Stated problem => Look for "forms" in each line of the entries, and return the matching lines.

━━━━━ Provided data ━━━━━

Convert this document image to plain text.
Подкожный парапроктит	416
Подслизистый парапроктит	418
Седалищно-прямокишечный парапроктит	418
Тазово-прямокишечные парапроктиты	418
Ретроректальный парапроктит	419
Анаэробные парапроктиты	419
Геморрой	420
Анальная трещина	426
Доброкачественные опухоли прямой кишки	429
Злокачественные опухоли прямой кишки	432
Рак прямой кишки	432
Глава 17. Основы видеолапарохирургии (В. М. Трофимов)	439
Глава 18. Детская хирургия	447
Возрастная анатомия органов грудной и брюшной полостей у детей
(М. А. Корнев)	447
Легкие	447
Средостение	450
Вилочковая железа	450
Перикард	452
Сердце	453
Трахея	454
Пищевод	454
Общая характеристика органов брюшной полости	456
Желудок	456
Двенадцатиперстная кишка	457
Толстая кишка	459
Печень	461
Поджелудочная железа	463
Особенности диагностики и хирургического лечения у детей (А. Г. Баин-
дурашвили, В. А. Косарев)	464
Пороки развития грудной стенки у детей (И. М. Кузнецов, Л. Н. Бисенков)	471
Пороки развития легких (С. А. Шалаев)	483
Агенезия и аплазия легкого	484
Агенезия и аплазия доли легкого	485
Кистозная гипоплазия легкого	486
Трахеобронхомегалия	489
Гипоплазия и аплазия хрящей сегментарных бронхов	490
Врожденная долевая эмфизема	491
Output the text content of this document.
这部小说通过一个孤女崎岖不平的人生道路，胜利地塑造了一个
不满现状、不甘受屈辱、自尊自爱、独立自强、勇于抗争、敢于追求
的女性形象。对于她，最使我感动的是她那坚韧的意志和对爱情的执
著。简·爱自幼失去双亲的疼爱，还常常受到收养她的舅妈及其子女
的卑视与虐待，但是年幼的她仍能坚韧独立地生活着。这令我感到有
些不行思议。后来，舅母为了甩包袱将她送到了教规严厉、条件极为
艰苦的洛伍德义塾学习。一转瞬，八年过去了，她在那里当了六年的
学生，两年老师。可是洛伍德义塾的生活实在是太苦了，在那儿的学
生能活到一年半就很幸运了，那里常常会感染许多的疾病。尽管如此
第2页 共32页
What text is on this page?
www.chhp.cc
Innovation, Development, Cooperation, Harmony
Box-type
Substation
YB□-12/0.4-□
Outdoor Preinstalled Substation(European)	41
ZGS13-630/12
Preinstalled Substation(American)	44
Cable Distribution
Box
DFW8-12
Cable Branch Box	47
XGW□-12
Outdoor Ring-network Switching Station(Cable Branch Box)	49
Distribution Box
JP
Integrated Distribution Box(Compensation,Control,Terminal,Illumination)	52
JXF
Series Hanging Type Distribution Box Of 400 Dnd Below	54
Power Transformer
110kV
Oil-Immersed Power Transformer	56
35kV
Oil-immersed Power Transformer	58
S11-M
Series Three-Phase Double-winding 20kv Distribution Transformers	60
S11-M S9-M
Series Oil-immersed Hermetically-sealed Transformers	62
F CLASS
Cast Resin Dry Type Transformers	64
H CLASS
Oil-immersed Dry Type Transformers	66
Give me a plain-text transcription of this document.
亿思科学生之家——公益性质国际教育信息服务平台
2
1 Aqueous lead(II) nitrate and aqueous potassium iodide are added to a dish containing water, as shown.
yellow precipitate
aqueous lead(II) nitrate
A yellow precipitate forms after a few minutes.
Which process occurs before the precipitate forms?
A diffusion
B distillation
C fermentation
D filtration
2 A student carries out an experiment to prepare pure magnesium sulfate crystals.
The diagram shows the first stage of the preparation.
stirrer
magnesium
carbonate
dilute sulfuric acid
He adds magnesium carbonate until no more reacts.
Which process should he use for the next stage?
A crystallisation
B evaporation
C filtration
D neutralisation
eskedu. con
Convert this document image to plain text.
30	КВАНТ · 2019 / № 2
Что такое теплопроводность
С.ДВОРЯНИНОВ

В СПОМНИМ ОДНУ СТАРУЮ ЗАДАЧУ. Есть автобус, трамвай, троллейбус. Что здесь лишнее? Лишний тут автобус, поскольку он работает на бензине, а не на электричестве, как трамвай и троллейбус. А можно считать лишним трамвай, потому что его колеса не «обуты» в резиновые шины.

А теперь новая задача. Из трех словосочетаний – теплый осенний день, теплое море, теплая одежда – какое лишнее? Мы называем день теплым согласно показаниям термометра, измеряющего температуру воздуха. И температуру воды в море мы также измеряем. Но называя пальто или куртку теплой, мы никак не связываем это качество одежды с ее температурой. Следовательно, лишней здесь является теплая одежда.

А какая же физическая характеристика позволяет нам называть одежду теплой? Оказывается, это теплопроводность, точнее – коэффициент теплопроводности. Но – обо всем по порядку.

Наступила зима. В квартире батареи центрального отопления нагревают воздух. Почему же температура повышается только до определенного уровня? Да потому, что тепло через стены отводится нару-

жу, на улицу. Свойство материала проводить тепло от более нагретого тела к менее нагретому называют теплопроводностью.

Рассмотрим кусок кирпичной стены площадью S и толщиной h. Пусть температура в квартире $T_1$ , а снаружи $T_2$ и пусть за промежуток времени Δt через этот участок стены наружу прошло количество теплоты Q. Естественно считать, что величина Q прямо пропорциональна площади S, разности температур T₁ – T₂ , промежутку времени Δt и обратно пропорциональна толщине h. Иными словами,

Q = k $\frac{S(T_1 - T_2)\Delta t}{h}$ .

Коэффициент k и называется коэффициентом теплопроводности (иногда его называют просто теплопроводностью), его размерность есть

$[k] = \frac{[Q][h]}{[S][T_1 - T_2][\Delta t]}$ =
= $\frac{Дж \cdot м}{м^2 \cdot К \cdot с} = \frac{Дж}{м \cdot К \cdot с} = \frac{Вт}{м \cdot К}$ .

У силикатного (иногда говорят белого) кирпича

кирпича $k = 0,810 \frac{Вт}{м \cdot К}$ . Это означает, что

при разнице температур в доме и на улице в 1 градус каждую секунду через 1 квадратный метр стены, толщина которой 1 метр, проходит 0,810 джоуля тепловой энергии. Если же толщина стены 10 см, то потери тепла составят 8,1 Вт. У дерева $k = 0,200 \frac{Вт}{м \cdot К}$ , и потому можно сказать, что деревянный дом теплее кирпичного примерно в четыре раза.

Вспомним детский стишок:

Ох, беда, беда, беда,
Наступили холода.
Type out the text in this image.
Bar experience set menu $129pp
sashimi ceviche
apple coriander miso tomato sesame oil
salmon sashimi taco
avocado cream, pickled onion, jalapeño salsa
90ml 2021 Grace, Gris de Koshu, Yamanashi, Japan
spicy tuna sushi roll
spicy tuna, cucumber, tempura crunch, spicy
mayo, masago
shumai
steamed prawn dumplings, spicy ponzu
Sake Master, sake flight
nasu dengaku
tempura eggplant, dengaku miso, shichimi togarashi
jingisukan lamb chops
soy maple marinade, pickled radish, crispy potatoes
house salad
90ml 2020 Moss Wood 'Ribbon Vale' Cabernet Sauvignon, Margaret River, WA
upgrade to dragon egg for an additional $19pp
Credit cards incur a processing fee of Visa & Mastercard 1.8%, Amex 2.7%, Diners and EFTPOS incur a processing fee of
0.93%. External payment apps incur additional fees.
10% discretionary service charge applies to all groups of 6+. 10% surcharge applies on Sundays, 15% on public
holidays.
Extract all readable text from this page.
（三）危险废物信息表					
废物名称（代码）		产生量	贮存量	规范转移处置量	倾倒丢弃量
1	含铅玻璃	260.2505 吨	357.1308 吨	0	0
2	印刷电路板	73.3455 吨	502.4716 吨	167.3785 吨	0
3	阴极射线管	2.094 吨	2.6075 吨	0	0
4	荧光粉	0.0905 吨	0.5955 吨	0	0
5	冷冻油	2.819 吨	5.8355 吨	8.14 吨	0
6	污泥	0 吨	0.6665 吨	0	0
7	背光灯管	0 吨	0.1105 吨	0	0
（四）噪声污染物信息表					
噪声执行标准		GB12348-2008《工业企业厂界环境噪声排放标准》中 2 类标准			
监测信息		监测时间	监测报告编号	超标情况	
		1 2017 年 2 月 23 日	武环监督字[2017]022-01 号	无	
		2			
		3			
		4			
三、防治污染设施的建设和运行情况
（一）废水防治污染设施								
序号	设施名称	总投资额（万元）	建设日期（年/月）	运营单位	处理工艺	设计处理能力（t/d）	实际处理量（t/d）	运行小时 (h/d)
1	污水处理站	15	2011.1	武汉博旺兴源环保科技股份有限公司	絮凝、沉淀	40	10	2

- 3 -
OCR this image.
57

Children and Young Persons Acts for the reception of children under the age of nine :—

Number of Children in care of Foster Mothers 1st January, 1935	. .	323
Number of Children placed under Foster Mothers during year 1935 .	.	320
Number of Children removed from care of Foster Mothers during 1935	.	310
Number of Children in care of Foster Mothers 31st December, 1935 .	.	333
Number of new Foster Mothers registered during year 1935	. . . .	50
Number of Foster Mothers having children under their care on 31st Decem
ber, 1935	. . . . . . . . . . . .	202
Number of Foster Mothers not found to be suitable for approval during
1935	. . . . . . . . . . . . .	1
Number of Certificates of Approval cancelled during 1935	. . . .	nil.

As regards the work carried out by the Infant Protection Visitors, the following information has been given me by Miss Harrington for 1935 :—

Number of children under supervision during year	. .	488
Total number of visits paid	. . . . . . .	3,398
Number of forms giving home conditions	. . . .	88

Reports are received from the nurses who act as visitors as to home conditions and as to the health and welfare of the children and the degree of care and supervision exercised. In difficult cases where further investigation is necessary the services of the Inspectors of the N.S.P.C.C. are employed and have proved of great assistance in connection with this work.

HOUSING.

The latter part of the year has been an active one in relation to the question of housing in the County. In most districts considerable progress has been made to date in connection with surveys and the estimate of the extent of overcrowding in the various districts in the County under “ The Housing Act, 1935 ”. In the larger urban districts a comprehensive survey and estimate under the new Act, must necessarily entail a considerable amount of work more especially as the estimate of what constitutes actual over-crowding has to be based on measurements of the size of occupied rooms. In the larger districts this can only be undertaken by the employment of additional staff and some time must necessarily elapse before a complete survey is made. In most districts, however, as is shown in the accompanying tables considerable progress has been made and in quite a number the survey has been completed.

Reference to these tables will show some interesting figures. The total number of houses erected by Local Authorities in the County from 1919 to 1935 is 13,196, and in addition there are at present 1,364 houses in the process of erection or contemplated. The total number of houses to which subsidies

━━━━━

Solution =>
A yellow precipitate forms after a few minutes.
Which process occurs before the precipitate forms?
Number of forms giving home conditions	. . . .	88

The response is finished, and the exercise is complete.